Give an exact copy of every line, leaving images out.

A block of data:

+ + + + + + +

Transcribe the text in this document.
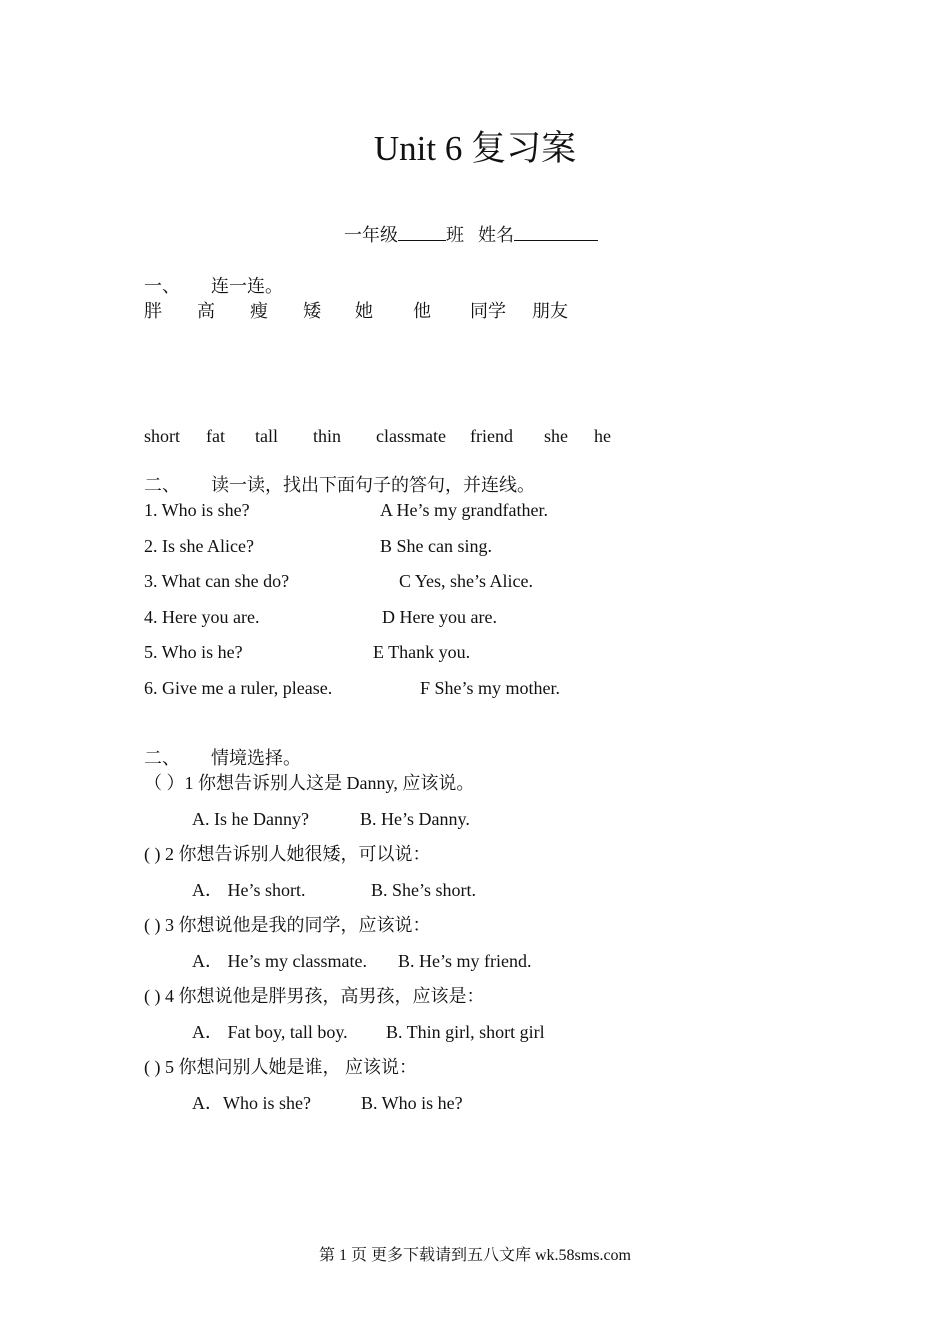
Unit 6 复习案
一年级	班 姓名
一、 连一连。
胖 高 瘦 矮 她 他 同学 朋友
short fat tall thin classmate friend she he
二、 读一读，找出下面句子的答句，并连线。
1. Who is she?	A He’s my grandfather.
2. Is she Alice?	B She can sing.
3. What can she do?	C Yes, she’s Alice.
4. Here you are.	D Here you are.
5. Who is he?	E Thank you.
6. Give me a ruler, please.	F She’s my mother.
二、 情境选择。
（ ）1 你想告诉别人这是 Danny, 应该说。
A. Is he Danny?	B. He’s Danny.
( ) 2 你想告诉别人她很矮，可以说：
A． He’s short.	B. She’s short.
( ) 3 你想说他是我的同学，应该说：
A． He’s my classmate. B. He’s my friend.
( ) 4 你想说他是胖男孩，高男孩，应该是：
A． Fat boy, tall boy. B. Thin girl, short girl
( ) 5 你想问别人她是谁， 应该说：
A．Who is she?	B. Who is he?
第 1 页 更多下载请到五八文库 wk.58sms.com
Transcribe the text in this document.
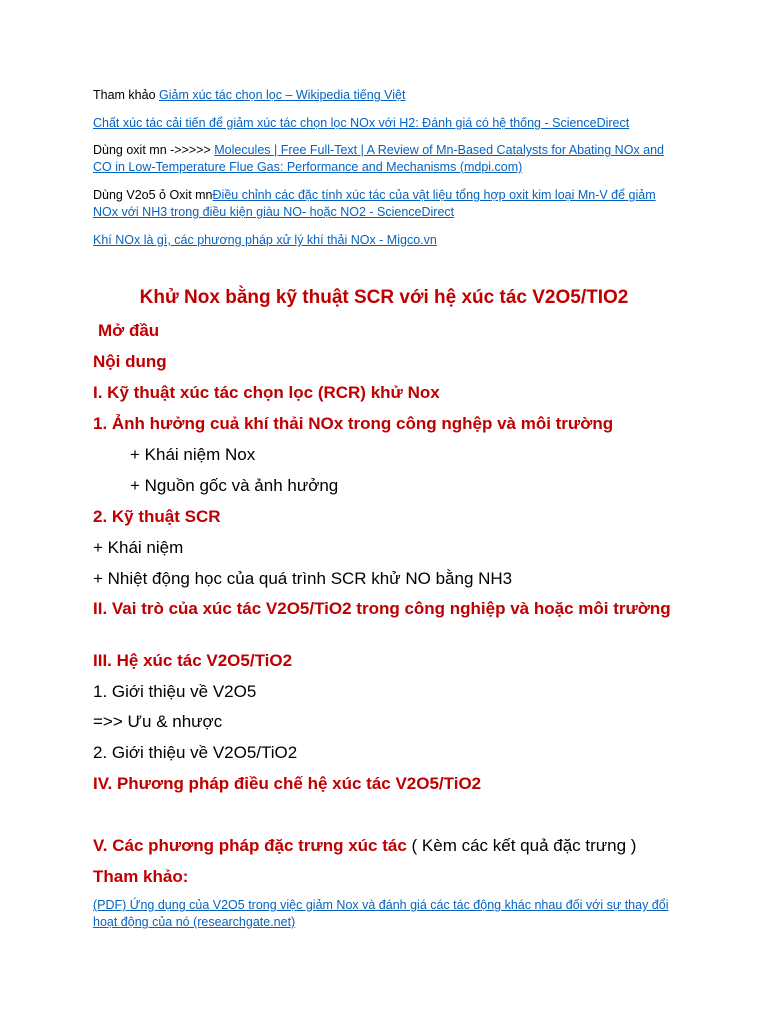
Tham khảo Giảm xúc tác chọn lọc – Wikipedia tiếng Việt
Chất xúc tác cải tiến để giảm xúc tác chọn lọc NOx với H2: Đánh giá có hệ thống - ScienceDirect
Dùng oxit mn ->>>>> Molecules | Free Full-Text | A Review of Mn-Based Catalysts for Abating NOx and CO in Low-Temperature Flue Gas: Performance and Mechanisms (mdpi.com)
Dùng V2o5 ỏ Oxit mnĐiều chỉnh các đặc tính xúc tác của vật liệu tổng hợp oxit kim loại Mn-V để giảm NOx với NH3 trong điều kiện giàu NO- hoặc NO2 - ScienceDirect
Khí NOx là gì, các phương pháp xử lý khí thải NOx - Migco.vn
Khử Nox bằng kỹ thuật SCR với hệ xúc tác V2O5/TIO2
Mở đầu
Nội dung
I. Kỹ thuật xúc tác chọn lọc (RCR) khử Nox
1. Ảnh hưởng cuả khí thải NOx trong công nghệp và môi trường
+ Khái niệm Nox
+ Nguồn gốc và ảnh hưởng
2. Kỹ thuật SCR
+ Khái niệm
+ Nhiệt động học của quá trình SCR khử NO bằng NH3
II. Vai trò của xúc tác V2O5/TiO2 trong công nghiệp và hoặc môi trường
III. Hệ xúc tác V2O5/TiO2
1. Giới thiệu về V2O5
=>> Ưu & nhược
2. Giới thiệu về V2O5/TiO2
IV. Phương pháp điều chế hệ xúc tác V2O5/TiO2
V. Các phương pháp đặc trưng xúc tác ( Kèm các kết quả đặc trưng )
Tham khảo:
(PDF) Ứng dụng của V2O5 trong việc giảm Nox và đánh giá các tác động khác nhau đối với sự thay đổi hoạt động của nó (researchgate.net)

+ + + + + + +

> **Exercise result**
Transcribe the text in this document.
Unit 6 复习案
一年级	班 姓名
一、 连一连。
胖 高 瘦 矮 她 他 同学 朋友
short fat tall thin classmate friend she he
二、 读一读，找出下面句子的答句，并连线。
1. Who is she?	A He’s my grandfather.
2. Is she Alice?	B She can sing.
3. What can she do?	C Yes, she’s Alice.
4. Here you are.	D Here you are.
5. Who is he?	E Thank you.
6. Give me a ruler, please.	F She’s my mother.
二、 情境选择。
（ ）1 你想告诉别人这是 Danny, 应该说。
A. Is he Danny?	B. He’s Danny.
( ) 2 你想告诉别人她很矮，可以说：
A． He’s short.	B. She’s short.
( ) 3 你想说他是我的同学，应该说：
A． He’s my classmate. B. He’s my friend.
( ) 4 你想说他是胖男孩，高男孩，应该是：
A． Fat boy, tall boy. B. Thin girl, short girl
( ) 5 你想问别人她是谁， 应该说：
A．Who is she?	B. Who is he?
第 1 页 更多下载请到五八文库 wk.58sms.com
Transcribe the text in this document.
Tham khảo Giảm xúc tác chọn lọc – Wikipedia tiếng Việt
Chất xúc tác cải tiến để giảm xúc tác chọn lọc NOx với H2: Đánh giá có hệ thống - ScienceDirect
Dùng oxit mn ->>>>> Molecules | Free Full-Text | A Review of Mn-Based Catalysts for Abating NOx and CO in Low-Temperature Flue Gas: Performance and Mechanisms (mdpi.com)
Dùng V2o5 ỏ Oxit mnĐiều chỉnh các đặc tính xúc tác của vật liệu tổng hợp oxit kim loại Mn-V để giảm NOx với NH3 trong điều kiện giàu NO- hoặc NO2 - ScienceDirect
Khí NOx là gì, các phương pháp xử lý khí thải NOx - Migco.vn
Khử Nox bằng kỹ thuật SCR với hệ xúc tác V2O5/TIO2
Mở đầu
Nội dung
I. Kỹ thuật xúc tác chọn lọc (RCR) khử Nox
1. Ảnh hưởng cuả khí thải NOx trong công nghệp và môi trường
+ Khái niệm Nox
+ Nguồn gốc và ảnh hưởng
2. Kỹ thuật SCR
+ Khái niệm
+ Nhiệt động học của quá trình SCR khử NO bằng NH3
II. Vai trò của xúc tác V2O5/TiO2 trong công nghiệp và hoặc môi trường
III. Hệ xúc tác V2O5/TiO2
1. Giới thiệu về V2O5
=>> Ưu & nhược
2. Giới thiệu về V2O5/TiO2
IV. Phương pháp điều chế hệ xúc tác V2O5/TiO2
V. Các phương pháp đặc trưng xúc tác ( Kèm các kết quả đặc trưng )
Tham khảo:
(PDF) Ứng dụng của V2O5 trong việc giảm Nox và đánh giá các tác động khác nhau đối với sự thay đổi hoạt động của nó (researchgate.net)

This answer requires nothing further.